** Input data **
_____
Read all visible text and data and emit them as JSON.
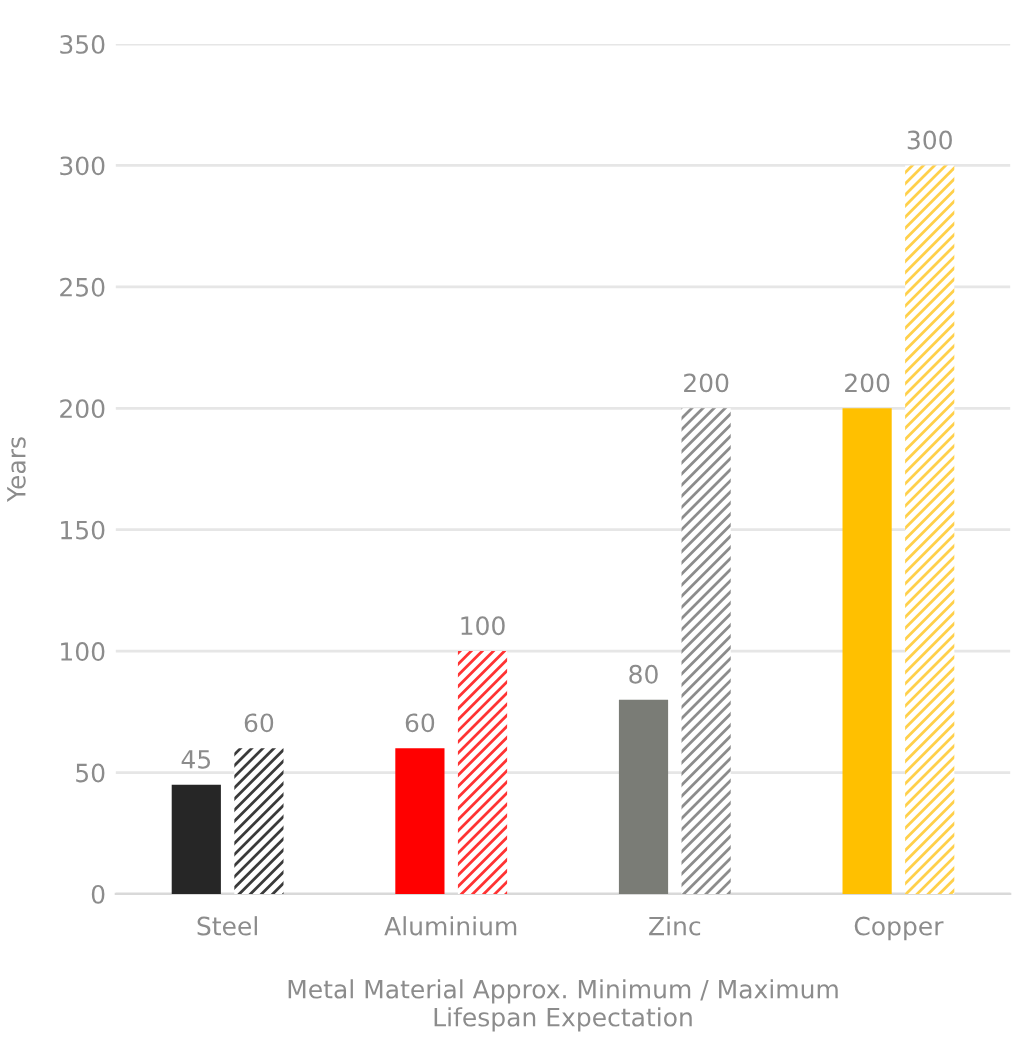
{
  "chart_data": {
    "type": "bar",
    "xlabel": "Metal Material Approx. Minimum / Maximum\nLifespan Expectation",
    "ylabel": "Years",
    "categories": [
      "Steel",
      "Aluminium",
      "Zinc",
      "Copper"
    ],
    "series": [
      {
        "colors": [
          "#262626",
          "#ff0000",
          "#7a7c76",
          "#ffc000"
        ],
        "values": [
          45,
          60,
          80,
          200
        ]
      },
      {
        "colors": [
          "#3a3a3a",
          "#ff3333",
          "#8c8c8c",
          "#ffd04a"
        ],
        "values": [
          60,
          100,
          200,
          300
        ]
      }
    ],
    "ylim": [
      0,
      350
    ],
    "yticks": [
      0,
      50,
      100,
      150,
      200,
      250,
      300,
      350
    ],
    "grid": "y",
    "data_labels": true,
    "legend": false
  }
}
_____
** Directions **
Repeat the listing above exactly, with no pictures.

** The solution **
Read all visible text and data and emit them as JSON.
{
  "chart_data": {
    "type": "bar",
    "xlabel": "Metal Material Approx. Minimum / Maximum\nLifespan Expectation",
    "ylabel": "Years",
    "categories": [
      "Steel",
      "Aluminium",
      "Zinc",
      "Copper"
    ],
    "series": [
      {
        "colors": [
          "#262626",
          "#ff0000",
          "#7a7c76",
          "#ffc000"
        ],
        "values": [
          45,
          60,
          80,
          200
        ]
      },
      {
        "colors": [
          "#3a3a3a",
          "#ff3333",
          "#8c8c8c",
          "#ffd04a"
        ],
        "values": [
          60,
          100,
          200,
          300
        ]
      }
    ],
    "ylim": [
      0,
      350
    ],
    "yticks": [
      0,
      50,
      100,
      150,
      200,
      250,
      300,
      350
    ],
    "grid": "y",
    "data_labels": true,
    "legend": false
  }
}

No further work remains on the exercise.